### Set problem
Locate the lines of the listing below that hold "lock", then copy each of them.

Dataset records:
++++++++++
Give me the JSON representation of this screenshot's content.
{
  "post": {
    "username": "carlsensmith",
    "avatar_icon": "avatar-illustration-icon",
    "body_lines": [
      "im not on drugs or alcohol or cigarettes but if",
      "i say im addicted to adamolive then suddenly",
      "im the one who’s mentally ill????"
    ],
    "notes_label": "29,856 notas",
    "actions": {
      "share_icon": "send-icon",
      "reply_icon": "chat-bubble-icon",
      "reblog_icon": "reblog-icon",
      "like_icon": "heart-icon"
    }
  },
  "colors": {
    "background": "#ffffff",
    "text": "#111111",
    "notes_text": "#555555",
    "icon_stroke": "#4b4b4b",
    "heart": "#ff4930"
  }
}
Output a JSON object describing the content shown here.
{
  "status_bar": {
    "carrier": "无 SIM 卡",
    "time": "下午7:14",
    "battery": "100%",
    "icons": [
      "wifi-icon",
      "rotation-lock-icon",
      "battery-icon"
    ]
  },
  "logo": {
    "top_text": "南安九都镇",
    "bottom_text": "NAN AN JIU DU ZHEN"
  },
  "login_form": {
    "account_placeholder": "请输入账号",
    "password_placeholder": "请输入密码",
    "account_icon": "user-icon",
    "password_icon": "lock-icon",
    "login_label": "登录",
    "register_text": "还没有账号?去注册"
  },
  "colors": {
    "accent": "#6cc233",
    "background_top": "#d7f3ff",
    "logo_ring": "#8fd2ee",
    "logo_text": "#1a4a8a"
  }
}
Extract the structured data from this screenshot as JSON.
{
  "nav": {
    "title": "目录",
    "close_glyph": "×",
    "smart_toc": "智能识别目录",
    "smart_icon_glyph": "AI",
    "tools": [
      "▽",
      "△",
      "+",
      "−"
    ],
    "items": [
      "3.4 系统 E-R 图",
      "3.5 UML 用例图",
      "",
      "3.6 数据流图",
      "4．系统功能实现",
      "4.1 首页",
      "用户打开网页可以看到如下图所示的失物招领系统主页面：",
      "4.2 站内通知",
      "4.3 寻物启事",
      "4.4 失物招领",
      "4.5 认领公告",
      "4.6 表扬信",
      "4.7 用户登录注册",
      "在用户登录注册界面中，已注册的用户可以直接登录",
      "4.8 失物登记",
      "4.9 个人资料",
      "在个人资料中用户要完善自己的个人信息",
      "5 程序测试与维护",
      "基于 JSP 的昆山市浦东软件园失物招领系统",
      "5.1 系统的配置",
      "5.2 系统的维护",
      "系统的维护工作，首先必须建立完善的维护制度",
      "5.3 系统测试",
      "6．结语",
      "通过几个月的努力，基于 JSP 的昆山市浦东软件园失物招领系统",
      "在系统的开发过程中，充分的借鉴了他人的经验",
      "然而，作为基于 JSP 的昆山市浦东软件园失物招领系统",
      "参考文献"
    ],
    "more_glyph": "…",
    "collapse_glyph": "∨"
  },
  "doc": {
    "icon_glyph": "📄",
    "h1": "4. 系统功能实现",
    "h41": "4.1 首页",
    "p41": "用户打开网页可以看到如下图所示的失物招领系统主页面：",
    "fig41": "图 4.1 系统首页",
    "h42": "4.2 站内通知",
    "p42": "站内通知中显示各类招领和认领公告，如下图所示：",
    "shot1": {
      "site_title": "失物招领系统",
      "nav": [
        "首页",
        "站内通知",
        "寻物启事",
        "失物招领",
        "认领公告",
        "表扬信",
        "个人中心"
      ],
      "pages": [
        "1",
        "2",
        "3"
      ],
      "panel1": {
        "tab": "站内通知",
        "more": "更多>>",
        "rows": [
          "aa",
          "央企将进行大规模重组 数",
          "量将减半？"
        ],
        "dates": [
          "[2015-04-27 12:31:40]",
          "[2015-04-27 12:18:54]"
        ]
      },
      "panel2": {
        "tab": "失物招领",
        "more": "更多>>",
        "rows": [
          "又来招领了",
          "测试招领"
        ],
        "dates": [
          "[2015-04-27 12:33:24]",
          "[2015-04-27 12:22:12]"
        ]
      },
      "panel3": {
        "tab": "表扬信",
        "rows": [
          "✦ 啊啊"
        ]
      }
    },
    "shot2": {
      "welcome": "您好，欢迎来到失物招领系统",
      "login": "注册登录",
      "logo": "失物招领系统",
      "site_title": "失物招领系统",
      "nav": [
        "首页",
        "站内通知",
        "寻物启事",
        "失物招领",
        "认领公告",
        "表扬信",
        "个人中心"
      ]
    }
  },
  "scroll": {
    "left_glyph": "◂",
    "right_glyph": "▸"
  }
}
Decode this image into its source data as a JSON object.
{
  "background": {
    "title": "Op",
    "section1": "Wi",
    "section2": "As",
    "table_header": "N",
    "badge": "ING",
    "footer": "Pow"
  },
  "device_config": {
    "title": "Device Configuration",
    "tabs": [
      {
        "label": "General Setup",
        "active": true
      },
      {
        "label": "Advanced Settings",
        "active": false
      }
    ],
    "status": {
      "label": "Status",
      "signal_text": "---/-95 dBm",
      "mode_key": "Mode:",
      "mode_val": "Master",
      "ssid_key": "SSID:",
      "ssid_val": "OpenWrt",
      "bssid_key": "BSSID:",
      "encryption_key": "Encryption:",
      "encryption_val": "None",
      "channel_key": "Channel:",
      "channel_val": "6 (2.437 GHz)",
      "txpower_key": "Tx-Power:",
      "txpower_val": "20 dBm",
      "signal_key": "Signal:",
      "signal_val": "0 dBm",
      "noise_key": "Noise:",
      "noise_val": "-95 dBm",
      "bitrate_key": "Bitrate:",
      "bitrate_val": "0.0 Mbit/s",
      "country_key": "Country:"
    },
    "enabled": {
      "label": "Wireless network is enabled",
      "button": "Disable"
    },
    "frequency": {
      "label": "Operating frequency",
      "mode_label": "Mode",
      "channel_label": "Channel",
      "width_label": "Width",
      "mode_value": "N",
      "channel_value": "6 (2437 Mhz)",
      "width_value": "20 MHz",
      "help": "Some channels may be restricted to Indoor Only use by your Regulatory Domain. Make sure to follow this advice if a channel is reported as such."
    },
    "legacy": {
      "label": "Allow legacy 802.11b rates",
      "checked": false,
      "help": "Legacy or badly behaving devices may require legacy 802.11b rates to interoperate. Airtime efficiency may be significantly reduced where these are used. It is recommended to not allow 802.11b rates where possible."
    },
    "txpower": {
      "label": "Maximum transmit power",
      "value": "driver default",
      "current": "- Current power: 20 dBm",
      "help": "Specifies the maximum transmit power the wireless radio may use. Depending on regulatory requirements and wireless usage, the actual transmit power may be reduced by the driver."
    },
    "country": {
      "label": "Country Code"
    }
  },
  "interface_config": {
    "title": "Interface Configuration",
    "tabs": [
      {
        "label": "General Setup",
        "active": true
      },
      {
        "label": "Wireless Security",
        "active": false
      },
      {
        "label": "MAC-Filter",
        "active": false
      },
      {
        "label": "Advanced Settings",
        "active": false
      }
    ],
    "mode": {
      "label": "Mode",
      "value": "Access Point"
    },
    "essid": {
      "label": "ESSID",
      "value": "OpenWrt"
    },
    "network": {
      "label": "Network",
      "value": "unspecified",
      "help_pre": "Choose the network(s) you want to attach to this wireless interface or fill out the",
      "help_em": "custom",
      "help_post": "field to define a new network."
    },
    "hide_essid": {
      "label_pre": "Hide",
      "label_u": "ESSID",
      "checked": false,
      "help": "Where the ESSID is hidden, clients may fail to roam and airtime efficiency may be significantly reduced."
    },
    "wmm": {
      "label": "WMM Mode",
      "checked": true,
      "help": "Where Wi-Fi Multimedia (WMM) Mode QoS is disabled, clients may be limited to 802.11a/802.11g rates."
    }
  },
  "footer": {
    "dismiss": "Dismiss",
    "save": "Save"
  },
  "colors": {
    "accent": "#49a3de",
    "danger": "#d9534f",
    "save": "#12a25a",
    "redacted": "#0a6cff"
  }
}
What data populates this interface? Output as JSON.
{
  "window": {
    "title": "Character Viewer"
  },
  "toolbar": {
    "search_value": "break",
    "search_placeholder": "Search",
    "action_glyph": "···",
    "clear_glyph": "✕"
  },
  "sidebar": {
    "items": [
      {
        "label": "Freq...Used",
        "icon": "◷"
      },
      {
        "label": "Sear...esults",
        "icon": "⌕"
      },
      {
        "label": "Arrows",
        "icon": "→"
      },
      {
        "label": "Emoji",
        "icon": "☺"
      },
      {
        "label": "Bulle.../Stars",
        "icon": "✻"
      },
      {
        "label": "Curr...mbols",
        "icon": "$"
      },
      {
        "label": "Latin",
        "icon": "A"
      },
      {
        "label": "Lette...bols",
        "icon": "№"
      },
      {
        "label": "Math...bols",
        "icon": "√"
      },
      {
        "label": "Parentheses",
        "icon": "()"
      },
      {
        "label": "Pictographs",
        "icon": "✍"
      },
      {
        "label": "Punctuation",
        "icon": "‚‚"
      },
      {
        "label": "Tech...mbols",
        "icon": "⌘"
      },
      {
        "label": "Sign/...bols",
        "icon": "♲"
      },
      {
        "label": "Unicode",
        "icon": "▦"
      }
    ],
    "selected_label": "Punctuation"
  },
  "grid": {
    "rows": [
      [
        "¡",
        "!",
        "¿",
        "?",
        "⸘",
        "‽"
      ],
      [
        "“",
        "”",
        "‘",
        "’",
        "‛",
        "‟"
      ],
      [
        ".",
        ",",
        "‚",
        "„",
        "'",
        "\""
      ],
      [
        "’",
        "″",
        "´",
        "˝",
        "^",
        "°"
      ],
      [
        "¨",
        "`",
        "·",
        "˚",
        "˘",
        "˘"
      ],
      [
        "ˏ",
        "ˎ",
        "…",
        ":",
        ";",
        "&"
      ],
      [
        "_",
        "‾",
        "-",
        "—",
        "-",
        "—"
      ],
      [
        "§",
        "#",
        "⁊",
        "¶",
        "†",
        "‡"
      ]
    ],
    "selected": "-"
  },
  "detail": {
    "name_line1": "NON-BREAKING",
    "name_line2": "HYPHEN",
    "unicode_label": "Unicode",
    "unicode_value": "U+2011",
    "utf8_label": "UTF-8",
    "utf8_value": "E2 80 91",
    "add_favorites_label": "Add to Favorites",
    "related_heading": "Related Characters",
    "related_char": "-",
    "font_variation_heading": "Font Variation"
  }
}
++++++++++
### Result below
      "rotation-lock-icon",
    "password_icon": "lock-icon",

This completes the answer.